* _WHAT THE EXERCISE ASKS_
Search the records that follow and extract every line containing the string "article".

## BEGIN

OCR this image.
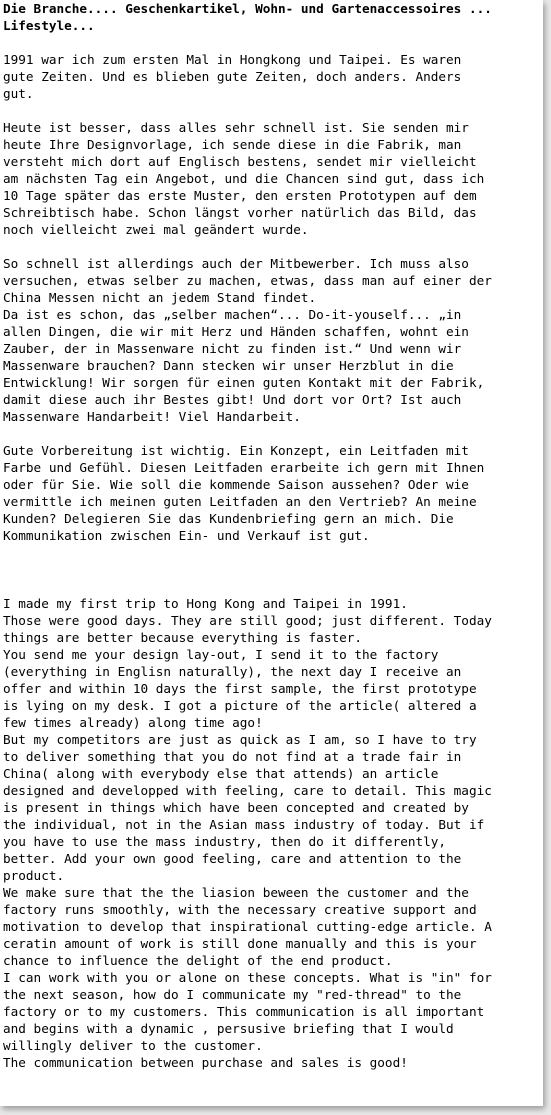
Die Branche.... Geschenkartikel, Wohn- und Gartenaccessoires ...
Lifestyle...
1991 war ich zum ersten Mal in Hongkong und Taipei. Es waren
gute Zeiten. Und es blieben gute Zeiten, doch anders. Anders
gut.
Heute ist besser, dass alles sehr schnell ist. Sie senden mir
heute Ihre Designvorlage, ich sende diese in die Fabrik, man
versteht mich dort auf Englisch bestens, sendet mir vielleicht
am nächsten Tag ein Angebot, und die Chancen sind gut, dass ich
10 Tage später das erste Muster, den ersten Prototypen auf dem
Schreibtisch habe. Schon längst vorher natürlich das Bild, das
noch vielleicht zwei mal geändert wurde.
So schnell ist allerdings auch der Mitbewerber. Ich muss also
versuchen, etwas selber zu machen, etwas, dass man auf einer der
China Messen nicht an jedem Stand findet.
Da ist es schon, das „selber machen“... Do-it-youself... „in
allen Dingen, die wir mit Herz und Händen schaffen, wohnt ein
Zauber, der in Massenware nicht zu finden ist.“ Und wenn wir
Massenware brauchen? Dann stecken wir unser Herzblut in die
Entwicklung! Wir sorgen für einen guten Kontakt mit der Fabrik,
damit diese auch ihr Bestes gibt! Und dort vor Ort? Ist auch
Massenware Handarbeit! Viel Handarbeit.
Gute Vorbereitung ist wichtig. Ein Konzept, ein Leitfaden mit
Farbe und Gefühl. Diesen Leitfaden erarbeite ich gern mit Ihnen
oder für Sie. Wie soll die kommende Saison aussehen? Oder wie
vermittle ich meinen guten Leitfaden an den Vertrieb? An meine
Kunden? Delegieren Sie das Kundenbriefing gern an mich. Die
Kommunikation zwischen Ein- und Verkauf ist gut.
I made my first trip to Hong Kong and Taipei in 1991.
Those were good days. They are still good; just different. Today
things are better because everything is faster.
You send me your design lay-out, I send it to the factory
(everything in Englisn naturally), the next day I receive an
offer and within 10 days the first sample, the first prototype
is lying on my desk. I got a picture of the article( altered a
few times already) along time ago!
But my competitors are just as quick as I am, so I have to try
to deliver something that you do not find at a trade fair in
China( along with everybody else that attends) an article
designed and developped with feeling, care to detail. This magic
is present in things which have been concepted and created by
the individual, not in the Asian mass industry of today. But if
you have to use the mass industry, then do it differently,
better. Add your own good feeling, care and attention to the
product.
We make sure that the the liasion beween the customer and the
factory runs smoothly, with the necessary creative support and
motivation to develop that inspirational cutting-edge article. A
ceratin amount of work is still done manually and this is your
chance to influence the delight of the end product.
I can work with you or alone on these concepts. What is "in" for
the next season, how do I communicate my "red-thread" to the
factory or to my customers. This communication is all important
and begins with a dynamic , persusive briefing that I would
willingly deliver to the customer.
The communication between purchase and sales is good!
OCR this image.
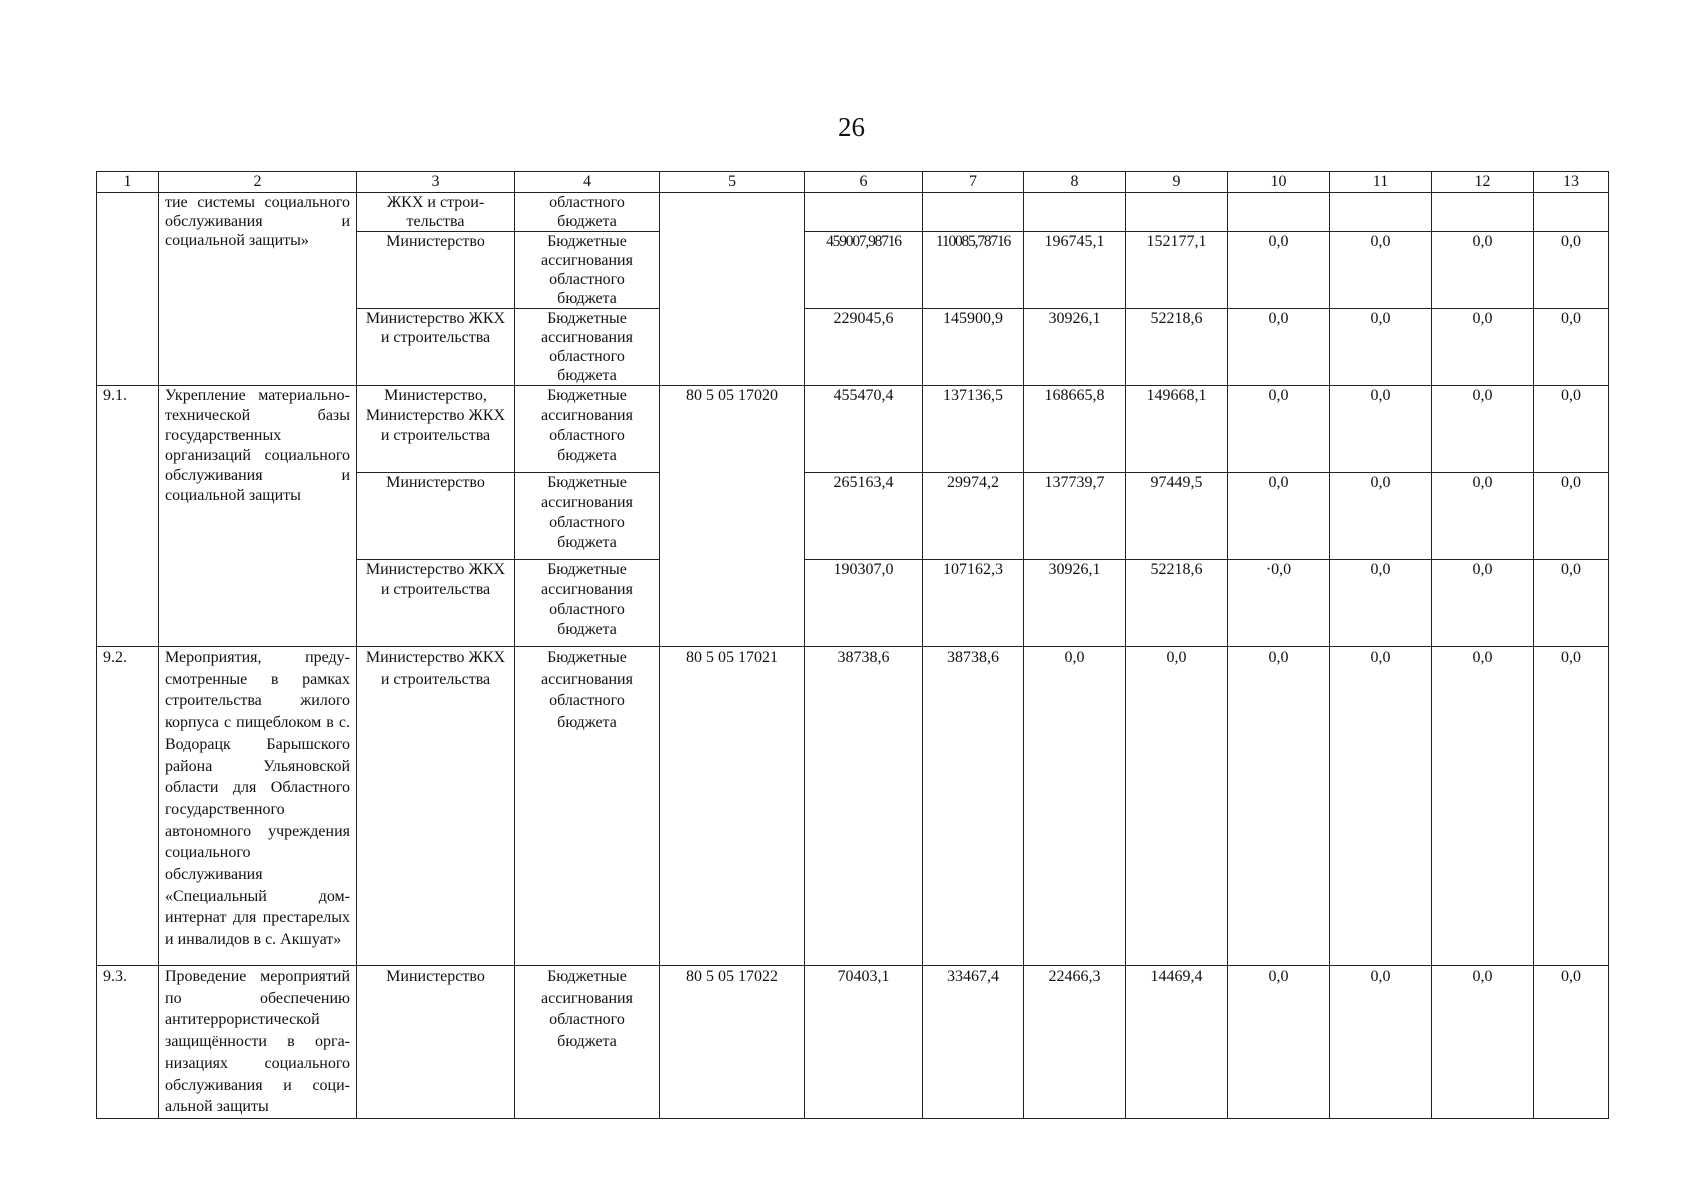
26
1	2	3	4	5	6	7	8	9	10	11	12	13
	тие системы социального обслуживания и социальной защиты»	ЖКХ и строительства	областного бюджета									
		Министерство	Бюджетные ассигнования областного бюджета		459007,98716	110085,78716	196745,1	152177,1	0,0	0,0	0,0	0,0
		Министерство ЖКХ и строительства	Бюджетные ассигнования областного бюджета		229045,6	145900,9	30926,1	52218,6	0,0	0,0	0,0	0,0
9.1.	Укрепление материально-технической базы государственных организаций социального обслуживания и социальной защиты	Министерство, Министерство ЖКХ и строительства	Бюджетные ассигнования областного бюджета	80 5 05 17020	455470,4	137136,5	168665,8	149668,1	0,0	0,0	0,0	0,0
		Министерство	Бюджетные ассигнования областного бюджета		265163,4	29974,2	137739,7	97449,5	0,0	0,0	0,0	0,0
		Министерство ЖКХ и строительства	Бюджетные ассигнования областного бюджета		190307,0	107162,3	30926,1	52218,6	·0,0	0,0	0,0	0,0
9.2.	Мероприятия, предусмотренные в рамках строительства жилого корпуса с пищеблоком в с. Водорацк Барышского района Ульяновской области для Областного государственного автономного учреждения социального обслуживания «Специальный дом-интернат для престарелых и инвалидов в с. Акшуат»	Министерство ЖКХ и строительства	Бюджетные ассигнования областного бюджета	80 5 05 17021	38738,6	38738,6	0,0	0,0	0,0	0,0	0,0	0,0
9.3.	Проведение мероприятий по обеспечению антитеррористической защищённости в организациях социального обслуживания и социальной защиты	Министерство	Бюджетные ассигнования областного бюджета	80 5 05 17022	70403,1	33467,4	22466,3	14469,4	0,0	0,0	0,0	0,0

## END

* _SOLVED PROBLEM_
is lying on my desk. I got a picture of the article( altered a
China( along with everybody else that attends) an article
motivation to develop that inspirational cutting-edge article. A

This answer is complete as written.